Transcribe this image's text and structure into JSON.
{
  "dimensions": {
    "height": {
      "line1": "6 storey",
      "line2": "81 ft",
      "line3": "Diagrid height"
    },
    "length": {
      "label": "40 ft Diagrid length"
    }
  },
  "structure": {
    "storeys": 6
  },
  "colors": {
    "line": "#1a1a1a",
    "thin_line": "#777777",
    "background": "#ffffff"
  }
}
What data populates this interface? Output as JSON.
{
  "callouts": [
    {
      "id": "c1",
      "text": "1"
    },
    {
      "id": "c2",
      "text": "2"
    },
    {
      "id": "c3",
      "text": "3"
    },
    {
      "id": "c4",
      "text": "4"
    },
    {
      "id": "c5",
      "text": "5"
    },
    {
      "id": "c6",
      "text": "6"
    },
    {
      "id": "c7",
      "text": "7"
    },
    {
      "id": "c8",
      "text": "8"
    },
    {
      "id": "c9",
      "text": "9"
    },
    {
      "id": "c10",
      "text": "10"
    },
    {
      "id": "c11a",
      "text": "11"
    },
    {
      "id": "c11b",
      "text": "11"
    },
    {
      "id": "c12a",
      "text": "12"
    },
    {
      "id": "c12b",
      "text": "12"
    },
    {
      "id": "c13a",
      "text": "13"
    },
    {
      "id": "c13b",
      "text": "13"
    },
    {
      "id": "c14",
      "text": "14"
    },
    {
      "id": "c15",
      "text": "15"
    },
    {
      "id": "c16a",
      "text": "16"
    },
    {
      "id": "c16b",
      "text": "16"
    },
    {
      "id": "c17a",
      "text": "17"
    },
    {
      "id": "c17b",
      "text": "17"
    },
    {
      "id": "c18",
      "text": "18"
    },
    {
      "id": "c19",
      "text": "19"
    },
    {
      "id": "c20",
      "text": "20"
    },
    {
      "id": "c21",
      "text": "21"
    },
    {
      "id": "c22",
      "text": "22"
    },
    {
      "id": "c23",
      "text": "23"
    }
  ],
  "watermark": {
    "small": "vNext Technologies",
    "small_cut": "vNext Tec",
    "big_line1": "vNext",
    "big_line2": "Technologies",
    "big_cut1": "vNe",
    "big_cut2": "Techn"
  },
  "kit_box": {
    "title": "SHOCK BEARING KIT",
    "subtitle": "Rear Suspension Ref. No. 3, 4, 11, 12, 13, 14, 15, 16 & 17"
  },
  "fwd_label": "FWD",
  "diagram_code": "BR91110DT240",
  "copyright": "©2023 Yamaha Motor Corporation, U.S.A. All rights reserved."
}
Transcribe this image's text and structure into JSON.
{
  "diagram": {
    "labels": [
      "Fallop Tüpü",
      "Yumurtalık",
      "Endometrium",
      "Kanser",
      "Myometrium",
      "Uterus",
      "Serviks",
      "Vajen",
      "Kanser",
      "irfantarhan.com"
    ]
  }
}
··········
Above are some records; extract every one of them exactly.

*Answer:*
Transcribe this image's text and structure into JSON.
{
  "dimensions": {
    "height": {
      "line1": "6 storey",
      "line2": "81 ft",
      "line3": "Diagrid height"
    },
    "length": {
      "label": "40 ft Diagrid length"
    }
  },
  "structure": {
    "storeys": 6
  },
  "colors": {
    "line": "#1a1a1a",
    "thin_line": "#777777",
    "background": "#ffffff"
  }
}
What data populates this interface? Output as JSON.
{
  "callouts": [
    {
      "id": "c1",
      "text": "1"
    },
    {
      "id": "c2",
      "text": "2"
    },
    {
      "id": "c3",
      "text": "3"
    },
    {
      "id": "c4",
      "text": "4"
    },
    {
      "id": "c5",
      "text": "5"
    },
    {
      "id": "c6",
      "text": "6"
    },
    {
      "id": "c7",
      "text": "7"
    },
    {
      "id": "c8",
      "text": "8"
    },
    {
      "id": "c9",
      "text": "9"
    },
    {
      "id": "c10",
      "text": "10"
    },
    {
      "id": "c11a",
      "text": "11"
    },
    {
      "id": "c11b",
      "text": "11"
    },
    {
      "id": "c12a",
      "text": "12"
    },
    {
      "id": "c12b",
      "text": "12"
    },
    {
      "id": "c13a",
      "text": "13"
    },
    {
      "id": "c13b",
      "text": "13"
    },
    {
      "id": "c14",
      "text": "14"
    },
    {
      "id": "c15",
      "text": "15"
    },
    {
      "id": "c16a",
      "text": "16"
    },
    {
      "id": "c16b",
      "text": "16"
    },
    {
      "id": "c17a",
      "text": "17"
    },
    {
      "id": "c17b",
      "text": "17"
    },
    {
      "id": "c18",
      "text": "18"
    },
    {
      "id": "c19",
      "text": "19"
    },
    {
      "id": "c20",
      "text": "20"
    },
    {
      "id": "c21",
      "text": "21"
    },
    {
      "id": "c22",
      "text": "22"
    },
    {
      "id": "c23",
      "text": "23"
    }
  ],
  "watermark": {
    "small": "vNext Technologies",
    "small_cut": "vNext Tec",
    "big_line1": "vNext",
    "big_line2": "Technologies",
    "big_cut1": "vNe",
    "big_cut2": "Techn"
  },
  "kit_box": {
    "title": "SHOCK BEARING KIT",
    "subtitle": "Rear Suspension Ref. No. 3, 4, 11, 12, 13, 14, 15, 16 & 17"
  },
  "fwd_label": "FWD",
  "diagram_code": "BR91110DT240",
  "copyright": "©2023 Yamaha Motor Corporation, U.S.A. All rights reserved."
}
Transcribe this image's text and structure into JSON.
{
  "diagram": {
    "labels": [
      "Fallop Tüpü",
      "Yumurtalık",
      "Endometrium",
      "Kanser",
      "Myometrium",
      "Uterus",
      "Serviks",
      "Vajen",
      "Kanser",
      "irfantarhan.com"
    ]
  }
}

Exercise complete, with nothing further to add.